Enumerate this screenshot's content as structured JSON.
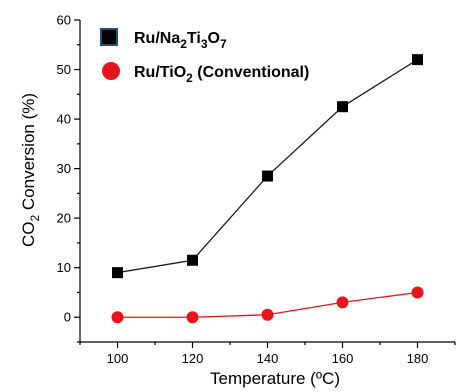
{
  "chart_data": {
    "type": "line",
    "xlabel": "Temperature (ºC)",
    "ylabel": {
      "pre": "CO",
      "sub": "2",
      "post": " Conversion (%)"
    },
    "x": [
      100,
      120,
      140,
      160,
      180
    ],
    "xlim": [
      90,
      190
    ],
    "ylim": [
      -5,
      60
    ],
    "xticks": [
      100,
      120,
      140,
      160,
      180
    ],
    "yticks": [
      0,
      10,
      20,
      30,
      40,
      50,
      60
    ],
    "grid": false,
    "legend_position": "top-left",
    "series": [
      {
        "name": "Ru/Na2Ti3O7",
        "label_parts": [
          {
            "t": "Ru/Na"
          },
          {
            "t": "2",
            "sub": true
          },
          {
            "t": "Ti"
          },
          {
            "t": "3",
            "sub": true
          },
          {
            "t": "O"
          },
          {
            "t": "7",
            "sub": true
          }
        ],
        "marker": "square",
        "color": "#000000",
        "line_color": "#1a1a1a",
        "values": [
          9,
          11.5,
          28.5,
          42.5,
          52
        ]
      },
      {
        "name": "Ru/TiO2 (Conventional)",
        "label_parts": [
          {
            "t": "Ru/TiO"
          },
          {
            "t": "2",
            "sub": true
          },
          {
            "t": " (Conventional)"
          }
        ],
        "marker": "circle",
        "color": "#e8141b",
        "line_color": "#e8141b",
        "values": [
          0,
          0,
          0.5,
          3,
          5
        ]
      }
    ]
  }
}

########

▶ _What to do_: All of the data above should be quoted exactly, except for the pictures.

▶ _Finished exercise_:
Enumerate this screenshot's content as structured JSON.
{
  "chart_data": {
    "type": "line",
    "xlabel": "Temperature (ºC)",
    "ylabel": {
      "pre": "CO",
      "sub": "2",
      "post": " Conversion (%)"
    },
    "x": [
      100,
      120,
      140,
      160,
      180
    ],
    "xlim": [
      90,
      190
    ],
    "ylim": [
      -5,
      60
    ],
    "xticks": [
      100,
      120,
      140,
      160,
      180
    ],
    "yticks": [
      0,
      10,
      20,
      30,
      40,
      50,
      60
    ],
    "grid": false,
    "legend_position": "top-left",
    "series": [
      {
        "name": "Ru/Na2Ti3O7",
        "label_parts": [
          {
            "t": "Ru/Na"
          },
          {
            "t": "2",
            "sub": true
          },
          {
            "t": "Ti"
          },
          {
            "t": "3",
            "sub": true
          },
          {
            "t": "O"
          },
          {
            "t": "7",
            "sub": true
          }
        ],
        "marker": "square",
        "color": "#000000",
        "line_color": "#1a1a1a",
        "values": [
          9,
          11.5,
          28.5,
          42.5,
          52
        ]
      },
      {
        "name": "Ru/TiO2 (Conventional)",
        "label_parts": [
          {
            "t": "Ru/TiO"
          },
          {
            "t": "2",
            "sub": true
          },
          {
            "t": " (Conventional)"
          }
        ],
        "marker": "circle",
        "color": "#e8141b",
        "line_color": "#e8141b",
        "values": [
          0,
          0,
          0.5,
          3,
          5
        ]
      }
    ]
  }
}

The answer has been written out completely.